§ Work instructions
Which lines in the material below contain the word "will"? Copy each of them.
┌────────
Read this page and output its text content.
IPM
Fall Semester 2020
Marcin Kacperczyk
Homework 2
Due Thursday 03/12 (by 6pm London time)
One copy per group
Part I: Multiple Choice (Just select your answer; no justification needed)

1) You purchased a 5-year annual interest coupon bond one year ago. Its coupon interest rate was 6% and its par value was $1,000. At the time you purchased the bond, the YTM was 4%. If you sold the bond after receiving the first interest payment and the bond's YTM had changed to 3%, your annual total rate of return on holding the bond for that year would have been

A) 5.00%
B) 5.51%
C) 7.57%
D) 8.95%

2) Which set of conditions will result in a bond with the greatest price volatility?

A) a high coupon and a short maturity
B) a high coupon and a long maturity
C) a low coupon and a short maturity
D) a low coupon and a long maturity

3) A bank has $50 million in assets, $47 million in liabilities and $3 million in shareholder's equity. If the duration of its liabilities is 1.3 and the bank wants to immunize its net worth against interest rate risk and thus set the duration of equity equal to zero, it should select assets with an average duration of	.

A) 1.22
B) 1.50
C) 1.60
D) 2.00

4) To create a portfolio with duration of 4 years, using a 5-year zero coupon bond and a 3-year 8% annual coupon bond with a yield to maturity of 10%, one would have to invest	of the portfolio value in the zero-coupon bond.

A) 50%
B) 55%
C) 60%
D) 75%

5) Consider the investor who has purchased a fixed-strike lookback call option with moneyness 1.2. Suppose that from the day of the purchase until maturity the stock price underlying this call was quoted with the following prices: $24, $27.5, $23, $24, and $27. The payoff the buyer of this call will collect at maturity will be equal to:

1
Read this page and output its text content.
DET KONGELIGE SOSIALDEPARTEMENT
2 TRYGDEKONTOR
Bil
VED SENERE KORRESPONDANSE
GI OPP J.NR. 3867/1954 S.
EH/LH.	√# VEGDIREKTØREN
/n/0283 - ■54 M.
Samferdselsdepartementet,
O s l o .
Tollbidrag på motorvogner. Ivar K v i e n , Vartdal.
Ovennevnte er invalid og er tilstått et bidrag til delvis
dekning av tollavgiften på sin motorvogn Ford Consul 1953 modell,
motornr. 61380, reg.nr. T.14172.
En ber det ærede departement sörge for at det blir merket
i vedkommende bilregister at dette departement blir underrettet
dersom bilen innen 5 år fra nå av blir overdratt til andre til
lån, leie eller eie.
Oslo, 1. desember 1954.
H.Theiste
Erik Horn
└────────
§ Solution to the problem
2) Which set of conditions will result in a bond with the greatest price volatility?
5) Consider the investor who has purchased a fixed-strike lookback call option with moneyness 1.2. Suppose that from the day of the purchase until maturity the stock price underlying this call was quoted with the following prices: $24, $27.5, $23, $24, and $27. The payoff the buyer of this call will collect at maturity will be equal to:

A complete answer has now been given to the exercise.